- What is asked
Output all the entries word for word. Omit the pictures.

Collected data
** start **

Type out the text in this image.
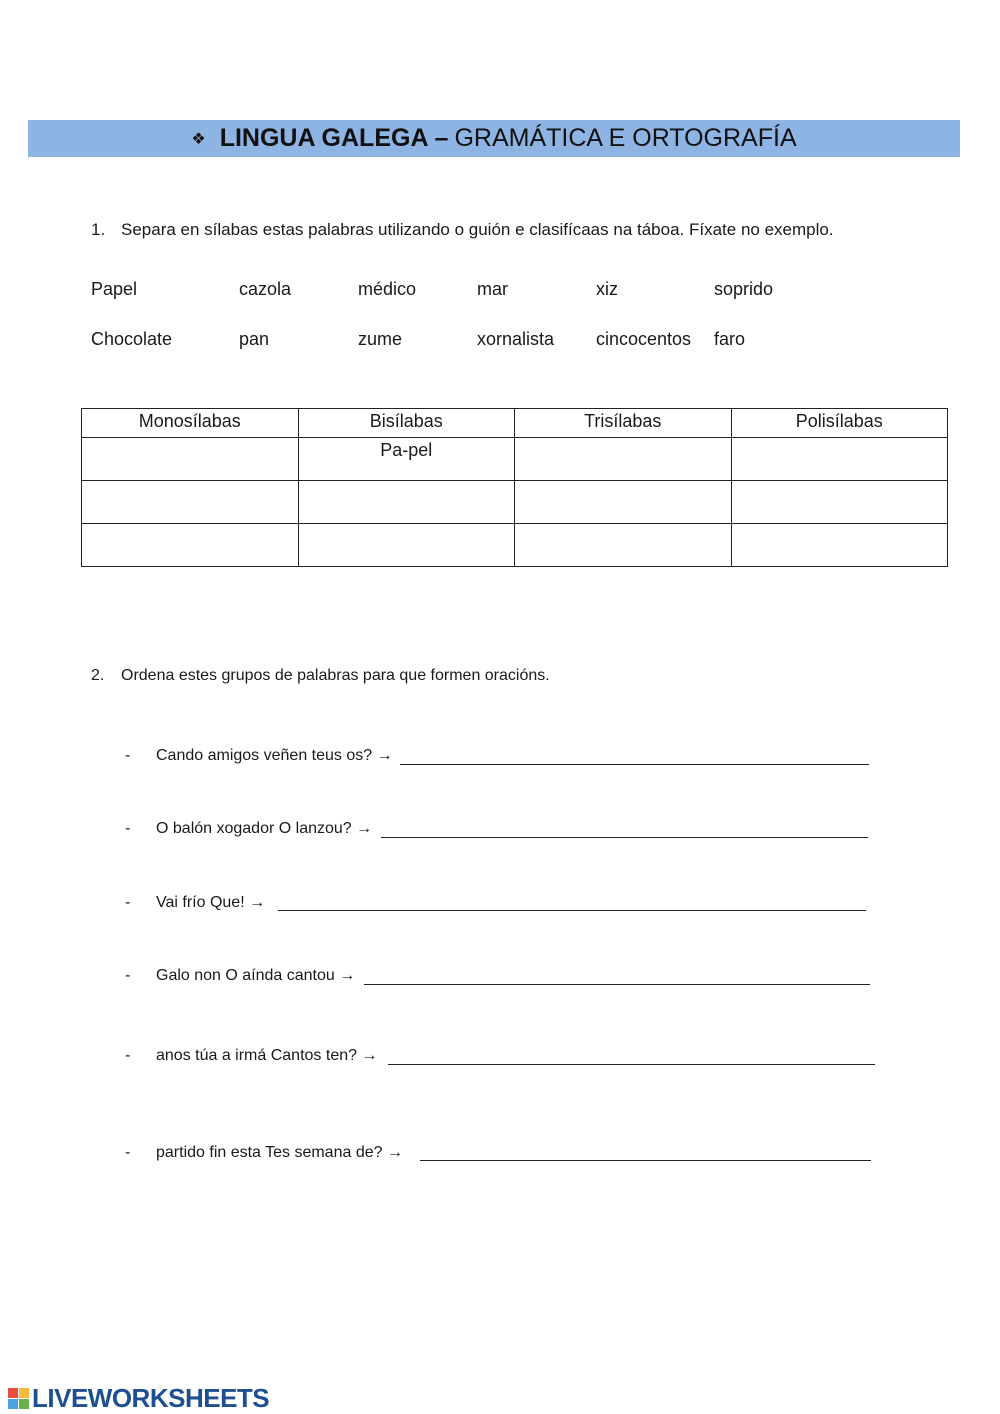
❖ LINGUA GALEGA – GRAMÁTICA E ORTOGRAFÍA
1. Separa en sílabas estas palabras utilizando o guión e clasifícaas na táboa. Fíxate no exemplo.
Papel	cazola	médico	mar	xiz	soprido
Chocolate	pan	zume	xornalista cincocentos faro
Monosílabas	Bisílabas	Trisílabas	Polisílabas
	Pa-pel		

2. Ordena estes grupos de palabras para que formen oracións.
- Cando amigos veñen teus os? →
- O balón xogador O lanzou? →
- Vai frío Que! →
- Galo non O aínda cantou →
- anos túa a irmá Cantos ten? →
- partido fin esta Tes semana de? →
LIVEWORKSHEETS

** end **

- In response
Type out the text in this image.
❖ LINGUA GALEGA – GRAMÁTICA E ORTOGRAFÍA
1. Separa en sílabas estas palabras utilizando o guión e clasifícaas na táboa. Fíxate no exemplo.
Papel	cazola	médico	mar	xiz	soprido
Chocolate	pan	zume	xornalista cincocentos faro
Monosílabas	Bisílabas	Trisílabas	Polisílabas
	Pa-pel		

2. Ordena estes grupos de palabras para que formen oracións.
- Cando amigos veñen teus os? →
- O balón xogador O lanzou? →
- Vai frío Que! →
- Galo non O aínda cantou →
- anos túa a irmá Cantos ten? →
- partido fin esta Tes semana de? →
LIVEWORKSHEETS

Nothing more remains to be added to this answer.